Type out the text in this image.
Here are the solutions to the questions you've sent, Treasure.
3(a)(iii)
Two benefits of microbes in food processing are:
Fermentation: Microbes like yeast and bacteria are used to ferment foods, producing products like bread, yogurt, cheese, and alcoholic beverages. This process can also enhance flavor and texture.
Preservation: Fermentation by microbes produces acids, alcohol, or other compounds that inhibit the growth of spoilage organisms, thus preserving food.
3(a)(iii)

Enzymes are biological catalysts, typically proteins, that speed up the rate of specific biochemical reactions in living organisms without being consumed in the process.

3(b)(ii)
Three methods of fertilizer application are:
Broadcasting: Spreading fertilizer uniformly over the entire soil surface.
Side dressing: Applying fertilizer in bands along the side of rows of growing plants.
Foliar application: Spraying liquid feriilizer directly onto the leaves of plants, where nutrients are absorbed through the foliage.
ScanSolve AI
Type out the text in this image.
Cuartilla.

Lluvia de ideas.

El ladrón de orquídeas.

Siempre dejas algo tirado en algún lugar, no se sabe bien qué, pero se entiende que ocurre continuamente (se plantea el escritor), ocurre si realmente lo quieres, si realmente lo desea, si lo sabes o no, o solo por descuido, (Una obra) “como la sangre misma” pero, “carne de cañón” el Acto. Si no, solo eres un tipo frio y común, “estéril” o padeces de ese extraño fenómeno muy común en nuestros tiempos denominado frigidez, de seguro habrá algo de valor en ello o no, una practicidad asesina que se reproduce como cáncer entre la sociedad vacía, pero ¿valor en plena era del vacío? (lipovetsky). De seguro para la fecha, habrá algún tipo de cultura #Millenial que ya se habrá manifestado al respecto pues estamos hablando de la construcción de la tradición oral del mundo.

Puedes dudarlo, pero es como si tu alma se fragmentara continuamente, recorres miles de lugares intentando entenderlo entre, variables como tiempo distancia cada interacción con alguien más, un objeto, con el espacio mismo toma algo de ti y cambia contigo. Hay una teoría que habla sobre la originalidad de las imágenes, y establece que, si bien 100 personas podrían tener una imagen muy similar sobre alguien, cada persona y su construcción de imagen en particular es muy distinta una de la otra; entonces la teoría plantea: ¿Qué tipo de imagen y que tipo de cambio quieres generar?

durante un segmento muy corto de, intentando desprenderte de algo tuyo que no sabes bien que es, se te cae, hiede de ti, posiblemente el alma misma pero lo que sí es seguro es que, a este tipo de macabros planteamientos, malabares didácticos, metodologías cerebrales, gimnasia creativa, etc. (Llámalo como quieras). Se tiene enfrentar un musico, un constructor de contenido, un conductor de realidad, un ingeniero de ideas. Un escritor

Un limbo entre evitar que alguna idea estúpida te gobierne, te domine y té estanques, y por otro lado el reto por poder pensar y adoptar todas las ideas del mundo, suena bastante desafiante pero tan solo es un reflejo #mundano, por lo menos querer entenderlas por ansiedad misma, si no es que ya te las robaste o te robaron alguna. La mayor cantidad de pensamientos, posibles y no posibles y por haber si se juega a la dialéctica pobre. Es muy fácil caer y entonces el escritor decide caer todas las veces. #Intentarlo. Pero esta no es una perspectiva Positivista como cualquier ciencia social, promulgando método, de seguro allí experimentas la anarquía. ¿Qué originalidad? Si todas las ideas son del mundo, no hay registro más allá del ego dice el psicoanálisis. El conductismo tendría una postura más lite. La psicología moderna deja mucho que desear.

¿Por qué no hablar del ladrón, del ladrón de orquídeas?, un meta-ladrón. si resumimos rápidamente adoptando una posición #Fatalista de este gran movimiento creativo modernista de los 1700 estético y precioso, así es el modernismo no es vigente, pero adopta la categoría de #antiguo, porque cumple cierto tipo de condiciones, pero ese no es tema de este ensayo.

━━━━━━━━

▶ **What is required**: Copy out each line of the listing that holds the string "orquídeas".

▶ **Response to this task**:
El ladrón de orquídeas.
¿Por qué no hablar del ladrón, del ladrón de orquídeas?, un meta-ladrón. si resumimos rápidamente adoptando una posición #Fatalista de este gran movimiento creativo modernista de los 1700 estético y precioso, así es el modernismo no es vigente, pero adopta la categoría de #antiguo, porque cumple cierto tipo de condiciones, pero ese no es tema de este ensayo.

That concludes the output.